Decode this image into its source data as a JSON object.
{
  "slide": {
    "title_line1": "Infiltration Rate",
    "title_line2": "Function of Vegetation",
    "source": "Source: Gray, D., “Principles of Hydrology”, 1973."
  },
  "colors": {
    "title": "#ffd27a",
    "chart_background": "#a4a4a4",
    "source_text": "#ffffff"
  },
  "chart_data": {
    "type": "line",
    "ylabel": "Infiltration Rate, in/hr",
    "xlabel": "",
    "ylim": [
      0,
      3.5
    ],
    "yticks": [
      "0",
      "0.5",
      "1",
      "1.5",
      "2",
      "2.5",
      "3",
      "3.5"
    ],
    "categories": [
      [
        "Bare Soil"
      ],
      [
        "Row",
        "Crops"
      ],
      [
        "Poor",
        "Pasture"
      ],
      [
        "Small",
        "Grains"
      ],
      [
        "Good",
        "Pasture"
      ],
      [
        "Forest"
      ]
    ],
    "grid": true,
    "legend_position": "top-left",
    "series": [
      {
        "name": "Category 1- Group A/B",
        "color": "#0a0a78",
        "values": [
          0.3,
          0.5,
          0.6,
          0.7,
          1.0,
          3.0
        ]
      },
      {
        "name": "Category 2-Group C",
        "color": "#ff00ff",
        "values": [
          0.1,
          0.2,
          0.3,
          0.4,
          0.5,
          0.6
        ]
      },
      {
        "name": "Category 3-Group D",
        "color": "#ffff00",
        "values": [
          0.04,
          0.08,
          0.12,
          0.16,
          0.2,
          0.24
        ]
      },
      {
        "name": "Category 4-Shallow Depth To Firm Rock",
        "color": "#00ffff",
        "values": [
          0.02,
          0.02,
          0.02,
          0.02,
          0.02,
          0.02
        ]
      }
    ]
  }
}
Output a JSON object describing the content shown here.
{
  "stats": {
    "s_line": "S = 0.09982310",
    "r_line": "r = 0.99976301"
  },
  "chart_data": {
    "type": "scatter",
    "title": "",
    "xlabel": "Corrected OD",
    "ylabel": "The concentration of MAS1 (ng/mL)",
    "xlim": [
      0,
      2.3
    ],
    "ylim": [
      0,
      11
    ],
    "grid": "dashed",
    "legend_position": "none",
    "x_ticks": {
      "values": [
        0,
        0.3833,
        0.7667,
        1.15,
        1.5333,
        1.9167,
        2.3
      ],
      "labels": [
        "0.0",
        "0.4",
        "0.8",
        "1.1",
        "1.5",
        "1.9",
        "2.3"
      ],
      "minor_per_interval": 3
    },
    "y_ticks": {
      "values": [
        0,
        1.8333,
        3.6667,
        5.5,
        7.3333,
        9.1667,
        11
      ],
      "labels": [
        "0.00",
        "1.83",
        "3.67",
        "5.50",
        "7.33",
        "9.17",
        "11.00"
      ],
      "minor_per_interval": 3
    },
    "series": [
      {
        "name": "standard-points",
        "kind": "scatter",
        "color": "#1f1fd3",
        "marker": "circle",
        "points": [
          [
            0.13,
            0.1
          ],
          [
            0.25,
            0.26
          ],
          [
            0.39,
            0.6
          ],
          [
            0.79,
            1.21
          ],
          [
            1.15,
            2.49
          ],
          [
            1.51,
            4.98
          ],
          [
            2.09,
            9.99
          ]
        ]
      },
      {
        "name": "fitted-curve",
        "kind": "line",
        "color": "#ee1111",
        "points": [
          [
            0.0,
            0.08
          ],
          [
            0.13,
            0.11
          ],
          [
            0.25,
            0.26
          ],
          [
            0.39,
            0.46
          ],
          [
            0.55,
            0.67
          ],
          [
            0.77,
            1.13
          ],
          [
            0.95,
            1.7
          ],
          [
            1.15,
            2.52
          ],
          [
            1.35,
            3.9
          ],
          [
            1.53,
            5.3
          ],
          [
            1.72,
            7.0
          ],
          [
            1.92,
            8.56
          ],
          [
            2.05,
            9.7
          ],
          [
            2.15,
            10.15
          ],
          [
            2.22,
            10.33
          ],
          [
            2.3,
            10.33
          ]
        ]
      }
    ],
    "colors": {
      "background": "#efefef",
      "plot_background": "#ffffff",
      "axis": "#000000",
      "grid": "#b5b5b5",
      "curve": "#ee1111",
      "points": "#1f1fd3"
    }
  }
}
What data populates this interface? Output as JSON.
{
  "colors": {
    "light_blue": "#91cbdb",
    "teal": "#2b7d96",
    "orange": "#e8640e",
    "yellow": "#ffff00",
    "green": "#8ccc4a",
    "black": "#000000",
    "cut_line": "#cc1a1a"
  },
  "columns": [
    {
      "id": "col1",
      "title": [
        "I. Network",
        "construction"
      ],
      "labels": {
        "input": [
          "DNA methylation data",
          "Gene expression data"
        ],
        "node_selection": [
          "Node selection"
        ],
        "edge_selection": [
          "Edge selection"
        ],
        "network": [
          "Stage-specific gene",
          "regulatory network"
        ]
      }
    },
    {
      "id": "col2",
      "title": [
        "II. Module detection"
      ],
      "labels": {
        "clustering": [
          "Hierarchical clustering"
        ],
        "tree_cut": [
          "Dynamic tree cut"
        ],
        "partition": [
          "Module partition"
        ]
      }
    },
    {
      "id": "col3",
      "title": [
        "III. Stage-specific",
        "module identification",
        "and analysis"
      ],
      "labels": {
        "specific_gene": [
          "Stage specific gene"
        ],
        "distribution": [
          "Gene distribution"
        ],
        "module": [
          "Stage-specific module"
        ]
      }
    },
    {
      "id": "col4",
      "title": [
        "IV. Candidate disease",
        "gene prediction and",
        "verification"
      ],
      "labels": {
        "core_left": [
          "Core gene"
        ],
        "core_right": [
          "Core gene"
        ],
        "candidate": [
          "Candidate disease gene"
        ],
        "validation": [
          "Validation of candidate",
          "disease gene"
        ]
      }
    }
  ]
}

☆ ☆ ☆ ☆ ☆ ☆ ☆

- _Task instructions_
Print the material above once more, exactly.

- _Problem solution_
Decode this image into its source data as a JSON object.
{
  "slide": {
    "title_line1": "Infiltration Rate",
    "title_line2": "Function of Vegetation",
    "source": "Source: Gray, D., “Principles of Hydrology”, 1973."
  },
  "colors": {
    "title": "#ffd27a",
    "chart_background": "#a4a4a4",
    "source_text": "#ffffff"
  },
  "chart_data": {
    "type": "line",
    "ylabel": "Infiltration Rate, in/hr",
    "xlabel": "",
    "ylim": [
      0,
      3.5
    ],
    "yticks": [
      "0",
      "0.5",
      "1",
      "1.5",
      "2",
      "2.5",
      "3",
      "3.5"
    ],
    "categories": [
      [
        "Bare Soil"
      ],
      [
        "Row",
        "Crops"
      ],
      [
        "Poor",
        "Pasture"
      ],
      [
        "Small",
        "Grains"
      ],
      [
        "Good",
        "Pasture"
      ],
      [
        "Forest"
      ]
    ],
    "grid": true,
    "legend_position": "top-left",
    "series": [
      {
        "name": "Category 1- Group A/B",
        "color": "#0a0a78",
        "values": [
          0.3,
          0.5,
          0.6,
          0.7,
          1.0,
          3.0
        ]
      },
      {
        "name": "Category 2-Group C",
        "color": "#ff00ff",
        "values": [
          0.1,
          0.2,
          0.3,
          0.4,
          0.5,
          0.6
        ]
      },
      {
        "name": "Category 3-Group D",
        "color": "#ffff00",
        "values": [
          0.04,
          0.08,
          0.12,
          0.16,
          0.2,
          0.24
        ]
      },
      {
        "name": "Category 4-Shallow Depth To Firm Rock",
        "color": "#00ffff",
        "values": [
          0.02,
          0.02,
          0.02,
          0.02,
          0.02,
          0.02
        ]
      }
    ]
  }
}
Output a JSON object describing the content shown here.
{
  "stats": {
    "s_line": "S = 0.09982310",
    "r_line": "r = 0.99976301"
  },
  "chart_data": {
    "type": "scatter",
    "title": "",
    "xlabel": "Corrected OD",
    "ylabel": "The concentration of MAS1 (ng/mL)",
    "xlim": [
      0,
      2.3
    ],
    "ylim": [
      0,
      11
    ],
    "grid": "dashed",
    "legend_position": "none",
    "x_ticks": {
      "values": [
        0,
        0.3833,
        0.7667,
        1.15,
        1.5333,
        1.9167,
        2.3
      ],
      "labels": [
        "0.0",
        "0.4",
        "0.8",
        "1.1",
        "1.5",
        "1.9",
        "2.3"
      ],
      "minor_per_interval": 3
    },
    "y_ticks": {
      "values": [
        0,
        1.8333,
        3.6667,
        5.5,
        7.3333,
        9.1667,
        11
      ],
      "labels": [
        "0.00",
        "1.83",
        "3.67",
        "5.50",
        "7.33",
        "9.17",
        "11.00"
      ],
      "minor_per_interval": 3
    },
    "series": [
      {
        "name": "standard-points",
        "kind": "scatter",
        "color": "#1f1fd3",
        "marker": "circle",
        "points": [
          [
            0.13,
            0.1
          ],
          [
            0.25,
            0.26
          ],
          [
            0.39,
            0.6
          ],
          [
            0.79,
            1.21
          ],
          [
            1.15,
            2.49
          ],
          [
            1.51,
            4.98
          ],
          [
            2.09,
            9.99
          ]
        ]
      },
      {
        "name": "fitted-curve",
        "kind": "line",
        "color": "#ee1111",
        "points": [
          [
            0.0,
            0.08
          ],
          [
            0.13,
            0.11
          ],
          [
            0.25,
            0.26
          ],
          [
            0.39,
            0.46
          ],
          [
            0.55,
            0.67
          ],
          [
            0.77,
            1.13
          ],
          [
            0.95,
            1.7
          ],
          [
            1.15,
            2.52
          ],
          [
            1.35,
            3.9
          ],
          [
            1.53,
            5.3
          ],
          [
            1.72,
            7.0
          ],
          [
            1.92,
            8.56
          ],
          [
            2.05,
            9.7
          ],
          [
            2.15,
            10.15
          ],
          [
            2.22,
            10.33
          ],
          [
            2.3,
            10.33
          ]
        ]
      }
    ],
    "colors": {
      "background": "#efefef",
      "plot_background": "#ffffff",
      "axis": "#000000",
      "grid": "#b5b5b5",
      "curve": "#ee1111",
      "points": "#1f1fd3"
    }
  }
}
What data populates this interface? Output as JSON.
{
  "colors": {
    "light_blue": "#91cbdb",
    "teal": "#2b7d96",
    "orange": "#e8640e",
    "yellow": "#ffff00",
    "green": "#8ccc4a",
    "black": "#000000",
    "cut_line": "#cc1a1a"
  },
  "columns": [
    {
      "id": "col1",
      "title": [
        "I. Network",
        "construction"
      ],
      "labels": {
        "input": [
          "DNA methylation data",
          "Gene expression data"
        ],
        "node_selection": [
          "Node selection"
        ],
        "edge_selection": [
          "Edge selection"
        ],
        "network": [
          "Stage-specific gene",
          "regulatory network"
        ]
      }
    },
    {
      "id": "col2",
      "title": [
        "II. Module detection"
      ],
      "labels": {
        "clustering": [
          "Hierarchical clustering"
        ],
        "tree_cut": [
          "Dynamic tree cut"
        ],
        "partition": [
          "Module partition"
        ]
      }
    },
    {
      "id": "col3",
      "title": [
        "III. Stage-specific",
        "module identification",
        "and analysis"
      ],
      "labels": {
        "specific_gene": [
          "Stage specific gene"
        ],
        "distribution": [
          "Gene distribution"
        ],
        "module": [
          "Stage-specific module"
        ]
      }
    },
    {
      "id": "col4",
      "title": [
        "IV. Candidate disease",
        "gene prediction and",
        "verification"
      ],
      "labels": {
        "core_left": [
          "Core gene"
        ],
        "core_right": [
          "Core gene"
        ],
        "candidate": [
          "Candidate disease gene"
        ],
        "validation": [
          "Validation of candidate",
          "disease gene"
        ]
      }
    }
  ]
}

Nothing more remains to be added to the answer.